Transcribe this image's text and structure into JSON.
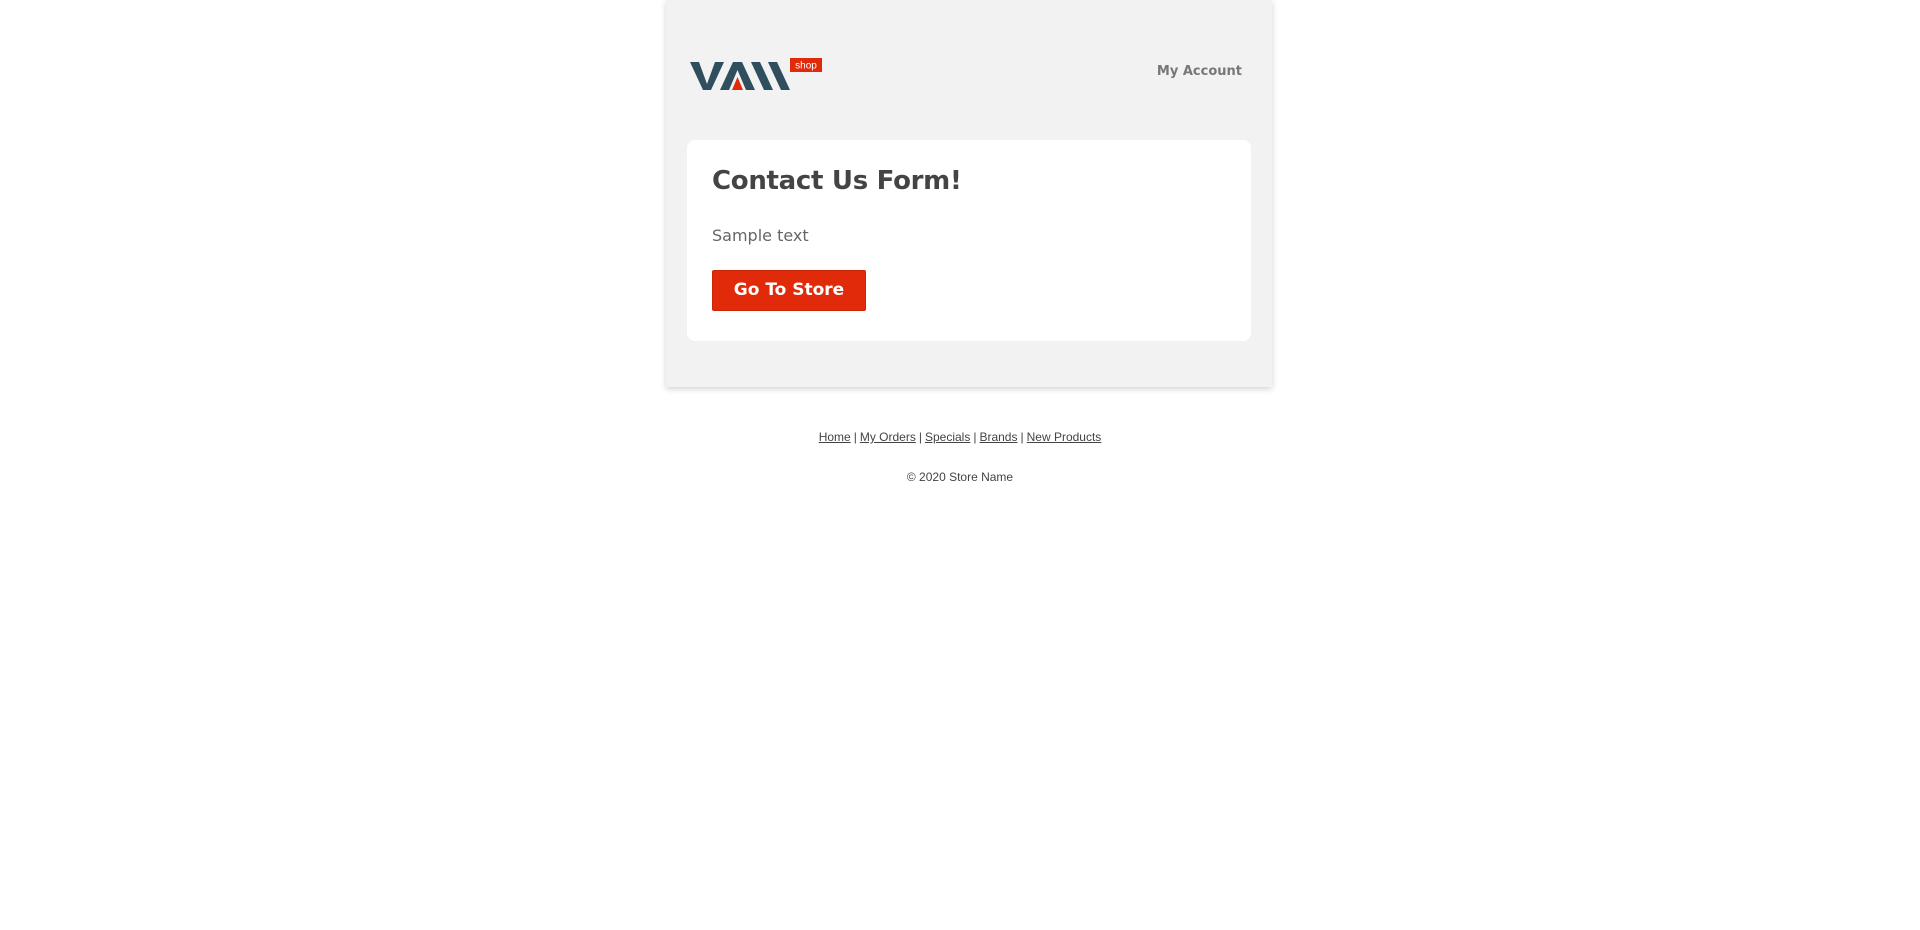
{
  "header": {
    "logo_text": "VAN",
    "logo_badge": "shop",
    "account_label": "My Account"
  },
  "card": {
    "title": "Contact Us Form!",
    "text": "Sample text",
    "button_label": "Go To Store"
  },
  "footer": {
    "links": [
      "Home",
      "My Orders",
      "Specials",
      "Brands",
      "New Products"
    ],
    "separator": "|",
    "copyright": "© 2020 Store Name"
  },
  "colors": {
    "accent": "#e02a0a",
    "logo_dark": "#2f4f5f",
    "panel_bg": "#f2f2f2"
  }
}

→ **PROBLEM TO SOLVE**:
In the records above, how many lines contain the string "Store"? State that number only.

→ **REPLY**:
2